Work to complete — Search the material below for the word "page" and copy every line in which it occurs.

========

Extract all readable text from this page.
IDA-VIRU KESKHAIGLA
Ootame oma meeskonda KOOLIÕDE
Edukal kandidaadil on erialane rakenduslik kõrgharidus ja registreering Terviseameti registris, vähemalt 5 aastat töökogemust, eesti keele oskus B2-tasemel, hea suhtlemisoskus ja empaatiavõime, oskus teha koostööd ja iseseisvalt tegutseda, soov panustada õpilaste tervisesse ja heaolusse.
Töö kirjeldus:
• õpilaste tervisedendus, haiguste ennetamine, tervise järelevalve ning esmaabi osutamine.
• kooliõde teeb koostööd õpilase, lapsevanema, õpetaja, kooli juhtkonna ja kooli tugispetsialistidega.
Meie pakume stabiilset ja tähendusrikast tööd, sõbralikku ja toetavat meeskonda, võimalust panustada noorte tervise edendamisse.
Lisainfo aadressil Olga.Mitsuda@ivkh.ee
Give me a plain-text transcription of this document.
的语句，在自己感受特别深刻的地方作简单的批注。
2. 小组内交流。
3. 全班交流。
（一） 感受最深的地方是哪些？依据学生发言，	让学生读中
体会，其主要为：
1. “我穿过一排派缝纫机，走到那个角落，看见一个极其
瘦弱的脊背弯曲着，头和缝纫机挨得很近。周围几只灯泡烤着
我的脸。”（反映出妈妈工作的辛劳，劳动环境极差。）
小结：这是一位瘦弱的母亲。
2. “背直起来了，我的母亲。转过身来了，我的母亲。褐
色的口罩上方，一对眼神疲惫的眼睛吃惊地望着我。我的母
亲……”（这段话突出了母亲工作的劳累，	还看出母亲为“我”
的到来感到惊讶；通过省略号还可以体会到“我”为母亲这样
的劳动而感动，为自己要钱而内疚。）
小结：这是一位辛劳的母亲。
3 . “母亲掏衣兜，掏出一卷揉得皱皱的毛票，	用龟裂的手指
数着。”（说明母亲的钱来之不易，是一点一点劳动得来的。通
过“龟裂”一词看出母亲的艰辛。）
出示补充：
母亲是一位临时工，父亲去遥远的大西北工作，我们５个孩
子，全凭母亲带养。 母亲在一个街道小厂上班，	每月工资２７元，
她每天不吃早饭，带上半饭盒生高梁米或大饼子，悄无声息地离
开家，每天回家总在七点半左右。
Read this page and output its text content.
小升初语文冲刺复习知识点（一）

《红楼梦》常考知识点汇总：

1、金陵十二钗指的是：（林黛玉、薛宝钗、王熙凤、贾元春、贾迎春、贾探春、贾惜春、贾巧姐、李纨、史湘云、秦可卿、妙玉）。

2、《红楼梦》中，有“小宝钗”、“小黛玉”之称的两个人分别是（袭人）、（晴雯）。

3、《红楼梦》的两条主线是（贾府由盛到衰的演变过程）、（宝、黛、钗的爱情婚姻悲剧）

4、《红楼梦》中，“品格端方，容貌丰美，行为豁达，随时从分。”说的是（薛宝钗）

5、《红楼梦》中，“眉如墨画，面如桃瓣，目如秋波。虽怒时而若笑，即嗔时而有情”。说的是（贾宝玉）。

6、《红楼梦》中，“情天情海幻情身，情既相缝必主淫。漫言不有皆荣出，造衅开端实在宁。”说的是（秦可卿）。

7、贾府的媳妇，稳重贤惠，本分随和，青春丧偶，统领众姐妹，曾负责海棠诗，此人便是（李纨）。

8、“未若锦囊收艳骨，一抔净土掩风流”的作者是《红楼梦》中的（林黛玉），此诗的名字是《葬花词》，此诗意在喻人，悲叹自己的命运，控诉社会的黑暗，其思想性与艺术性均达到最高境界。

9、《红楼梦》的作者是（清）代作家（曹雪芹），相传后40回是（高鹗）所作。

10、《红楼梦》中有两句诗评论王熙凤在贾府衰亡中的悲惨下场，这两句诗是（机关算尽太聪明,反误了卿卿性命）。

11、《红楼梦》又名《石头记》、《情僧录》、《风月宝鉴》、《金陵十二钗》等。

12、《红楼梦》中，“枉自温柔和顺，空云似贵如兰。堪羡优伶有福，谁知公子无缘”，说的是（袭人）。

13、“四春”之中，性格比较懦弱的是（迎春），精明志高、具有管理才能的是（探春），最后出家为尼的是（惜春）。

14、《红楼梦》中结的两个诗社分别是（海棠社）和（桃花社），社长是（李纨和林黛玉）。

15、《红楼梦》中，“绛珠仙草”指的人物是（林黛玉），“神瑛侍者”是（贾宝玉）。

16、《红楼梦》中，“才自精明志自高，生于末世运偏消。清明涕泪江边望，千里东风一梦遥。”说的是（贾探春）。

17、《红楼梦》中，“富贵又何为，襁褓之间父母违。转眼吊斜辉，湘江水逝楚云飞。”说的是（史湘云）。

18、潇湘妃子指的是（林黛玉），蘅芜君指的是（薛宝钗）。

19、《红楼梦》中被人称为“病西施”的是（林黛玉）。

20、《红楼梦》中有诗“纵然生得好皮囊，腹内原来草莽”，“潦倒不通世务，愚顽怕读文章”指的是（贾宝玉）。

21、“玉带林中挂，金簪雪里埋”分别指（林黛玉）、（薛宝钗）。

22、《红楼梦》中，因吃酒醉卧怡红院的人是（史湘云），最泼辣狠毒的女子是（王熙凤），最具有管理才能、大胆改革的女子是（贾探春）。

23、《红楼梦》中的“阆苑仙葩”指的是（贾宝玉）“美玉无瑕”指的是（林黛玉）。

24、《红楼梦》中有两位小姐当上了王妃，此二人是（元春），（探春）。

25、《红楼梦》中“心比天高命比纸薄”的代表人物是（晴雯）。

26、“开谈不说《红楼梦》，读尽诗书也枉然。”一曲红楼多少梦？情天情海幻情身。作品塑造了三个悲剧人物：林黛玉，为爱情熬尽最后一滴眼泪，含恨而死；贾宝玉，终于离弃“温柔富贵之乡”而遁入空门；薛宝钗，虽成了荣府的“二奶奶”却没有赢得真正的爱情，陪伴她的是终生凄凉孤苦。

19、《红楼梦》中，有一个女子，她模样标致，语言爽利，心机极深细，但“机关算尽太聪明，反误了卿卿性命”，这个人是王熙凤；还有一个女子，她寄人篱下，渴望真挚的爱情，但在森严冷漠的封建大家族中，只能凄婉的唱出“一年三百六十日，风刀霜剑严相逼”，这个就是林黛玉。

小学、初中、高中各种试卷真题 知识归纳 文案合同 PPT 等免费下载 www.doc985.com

========

Correct response —
Extract all readable text from this page.
Read this page and output its text content.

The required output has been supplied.